Records shown ▸

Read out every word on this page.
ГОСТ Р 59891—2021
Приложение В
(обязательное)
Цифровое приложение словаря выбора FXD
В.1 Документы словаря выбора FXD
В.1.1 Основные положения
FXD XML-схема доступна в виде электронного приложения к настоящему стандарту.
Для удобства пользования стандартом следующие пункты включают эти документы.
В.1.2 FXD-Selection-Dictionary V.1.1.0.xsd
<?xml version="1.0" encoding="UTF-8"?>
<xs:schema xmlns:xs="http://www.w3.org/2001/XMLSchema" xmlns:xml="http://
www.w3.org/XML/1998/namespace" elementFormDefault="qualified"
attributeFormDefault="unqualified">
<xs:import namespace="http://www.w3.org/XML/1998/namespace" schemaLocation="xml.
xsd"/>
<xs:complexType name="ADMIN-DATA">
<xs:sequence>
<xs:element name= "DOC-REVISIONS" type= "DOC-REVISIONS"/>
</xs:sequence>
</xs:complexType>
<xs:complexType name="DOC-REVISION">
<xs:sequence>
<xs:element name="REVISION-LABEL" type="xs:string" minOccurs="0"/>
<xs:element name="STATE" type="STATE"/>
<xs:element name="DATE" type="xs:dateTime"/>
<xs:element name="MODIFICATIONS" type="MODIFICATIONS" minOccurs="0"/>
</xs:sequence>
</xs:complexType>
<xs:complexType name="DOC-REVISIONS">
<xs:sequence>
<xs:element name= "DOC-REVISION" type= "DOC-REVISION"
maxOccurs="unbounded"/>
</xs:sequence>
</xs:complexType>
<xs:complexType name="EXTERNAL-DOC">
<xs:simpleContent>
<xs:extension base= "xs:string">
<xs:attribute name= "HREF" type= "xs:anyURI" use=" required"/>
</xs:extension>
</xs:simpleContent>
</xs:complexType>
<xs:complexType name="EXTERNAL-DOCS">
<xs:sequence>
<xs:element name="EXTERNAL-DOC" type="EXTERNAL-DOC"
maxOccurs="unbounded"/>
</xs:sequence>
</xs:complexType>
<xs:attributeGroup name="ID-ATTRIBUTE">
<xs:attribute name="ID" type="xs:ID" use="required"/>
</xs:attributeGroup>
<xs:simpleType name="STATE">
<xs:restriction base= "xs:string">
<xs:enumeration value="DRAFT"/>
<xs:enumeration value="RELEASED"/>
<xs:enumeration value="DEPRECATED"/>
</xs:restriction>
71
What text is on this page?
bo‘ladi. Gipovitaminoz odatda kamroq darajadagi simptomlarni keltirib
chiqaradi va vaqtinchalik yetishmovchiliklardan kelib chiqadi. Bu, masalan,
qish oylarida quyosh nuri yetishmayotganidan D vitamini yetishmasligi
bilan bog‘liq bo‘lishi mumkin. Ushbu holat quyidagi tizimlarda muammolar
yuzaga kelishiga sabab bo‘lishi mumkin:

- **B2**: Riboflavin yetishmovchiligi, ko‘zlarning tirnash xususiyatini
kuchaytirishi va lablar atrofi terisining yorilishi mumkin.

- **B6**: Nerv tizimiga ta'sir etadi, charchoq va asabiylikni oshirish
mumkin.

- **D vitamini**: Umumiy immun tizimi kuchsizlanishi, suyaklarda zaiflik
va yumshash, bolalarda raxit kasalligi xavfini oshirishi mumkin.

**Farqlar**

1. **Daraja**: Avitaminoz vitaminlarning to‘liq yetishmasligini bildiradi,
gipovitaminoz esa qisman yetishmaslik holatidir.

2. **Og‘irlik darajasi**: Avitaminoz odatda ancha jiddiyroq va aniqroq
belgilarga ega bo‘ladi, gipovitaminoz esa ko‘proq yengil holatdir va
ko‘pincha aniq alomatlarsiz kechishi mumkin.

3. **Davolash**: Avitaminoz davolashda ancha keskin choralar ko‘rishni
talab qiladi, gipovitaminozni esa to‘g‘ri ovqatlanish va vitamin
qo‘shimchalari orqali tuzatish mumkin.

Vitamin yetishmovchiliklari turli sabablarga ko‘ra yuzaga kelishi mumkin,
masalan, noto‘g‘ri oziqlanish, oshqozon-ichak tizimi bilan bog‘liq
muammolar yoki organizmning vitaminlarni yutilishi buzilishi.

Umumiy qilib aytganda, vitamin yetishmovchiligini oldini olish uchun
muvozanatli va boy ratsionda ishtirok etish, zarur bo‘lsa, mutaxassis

What you have to do ▸ Scan the listing above and copy all lines containing the word "odatda".

Answer to this exercise ▸
bo‘ladi. Gipovitaminoz odatda kamroq darajadagi simptomlarni keltirib
2. **Og‘irlik darajasi**: Avitaminoz odatda ancha jiddiyroq va aniqroq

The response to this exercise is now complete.